● What you will do:
Seek out every line containing the word "thickness", and copy each.

● Items:
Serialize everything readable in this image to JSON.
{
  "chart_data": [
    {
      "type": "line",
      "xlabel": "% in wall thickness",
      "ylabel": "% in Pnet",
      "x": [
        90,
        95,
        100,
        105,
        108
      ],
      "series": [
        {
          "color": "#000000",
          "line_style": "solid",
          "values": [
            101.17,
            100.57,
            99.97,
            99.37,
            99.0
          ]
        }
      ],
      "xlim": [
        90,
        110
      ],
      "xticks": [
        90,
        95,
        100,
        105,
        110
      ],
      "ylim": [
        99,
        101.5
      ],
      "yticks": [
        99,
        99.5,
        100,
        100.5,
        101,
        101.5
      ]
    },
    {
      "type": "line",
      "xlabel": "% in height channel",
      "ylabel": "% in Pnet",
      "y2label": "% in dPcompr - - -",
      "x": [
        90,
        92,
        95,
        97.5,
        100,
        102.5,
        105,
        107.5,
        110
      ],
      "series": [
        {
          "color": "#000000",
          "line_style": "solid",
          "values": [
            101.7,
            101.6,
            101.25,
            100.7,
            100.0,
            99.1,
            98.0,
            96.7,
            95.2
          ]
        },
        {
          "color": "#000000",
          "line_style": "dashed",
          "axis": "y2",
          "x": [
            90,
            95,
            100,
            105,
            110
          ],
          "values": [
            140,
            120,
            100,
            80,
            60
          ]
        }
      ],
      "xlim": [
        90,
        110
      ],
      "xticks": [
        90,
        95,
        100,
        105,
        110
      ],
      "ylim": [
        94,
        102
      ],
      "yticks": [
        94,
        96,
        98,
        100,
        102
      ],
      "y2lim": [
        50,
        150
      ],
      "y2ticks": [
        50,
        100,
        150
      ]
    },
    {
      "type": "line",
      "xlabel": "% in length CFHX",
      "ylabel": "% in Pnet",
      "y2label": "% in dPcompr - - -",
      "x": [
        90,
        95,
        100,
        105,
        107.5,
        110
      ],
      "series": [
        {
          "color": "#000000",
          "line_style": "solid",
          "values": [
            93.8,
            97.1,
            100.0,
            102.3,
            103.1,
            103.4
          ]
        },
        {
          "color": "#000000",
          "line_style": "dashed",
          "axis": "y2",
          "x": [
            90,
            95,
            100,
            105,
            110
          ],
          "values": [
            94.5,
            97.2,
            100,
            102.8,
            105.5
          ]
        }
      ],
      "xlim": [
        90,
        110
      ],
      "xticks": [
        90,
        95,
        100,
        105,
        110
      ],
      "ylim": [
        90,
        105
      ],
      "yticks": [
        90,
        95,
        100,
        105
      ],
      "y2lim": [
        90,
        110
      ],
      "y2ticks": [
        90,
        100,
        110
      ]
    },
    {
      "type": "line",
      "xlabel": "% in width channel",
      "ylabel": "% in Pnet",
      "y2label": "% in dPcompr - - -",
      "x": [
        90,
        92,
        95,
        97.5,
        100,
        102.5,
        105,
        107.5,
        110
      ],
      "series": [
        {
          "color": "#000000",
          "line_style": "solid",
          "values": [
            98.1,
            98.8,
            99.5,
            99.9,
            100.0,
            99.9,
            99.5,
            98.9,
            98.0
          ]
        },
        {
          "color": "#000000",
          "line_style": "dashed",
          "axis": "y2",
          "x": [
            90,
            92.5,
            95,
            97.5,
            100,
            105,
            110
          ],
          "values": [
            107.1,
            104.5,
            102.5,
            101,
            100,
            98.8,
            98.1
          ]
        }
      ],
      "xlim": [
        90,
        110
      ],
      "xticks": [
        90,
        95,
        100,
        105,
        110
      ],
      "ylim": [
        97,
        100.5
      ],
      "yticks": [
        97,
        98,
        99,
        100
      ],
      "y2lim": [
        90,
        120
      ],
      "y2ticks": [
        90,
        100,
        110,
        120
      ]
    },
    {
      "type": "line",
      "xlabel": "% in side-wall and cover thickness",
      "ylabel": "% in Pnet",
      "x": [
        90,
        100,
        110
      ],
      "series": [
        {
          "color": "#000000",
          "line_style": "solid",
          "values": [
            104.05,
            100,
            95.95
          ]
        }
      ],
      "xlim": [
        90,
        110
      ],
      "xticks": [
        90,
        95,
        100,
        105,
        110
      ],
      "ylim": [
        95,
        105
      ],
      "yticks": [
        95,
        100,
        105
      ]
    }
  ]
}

● Solution to the exercise:
      "xlabel": "% in wall thickness",
      "xlabel": "% in side-wall and cover thickness",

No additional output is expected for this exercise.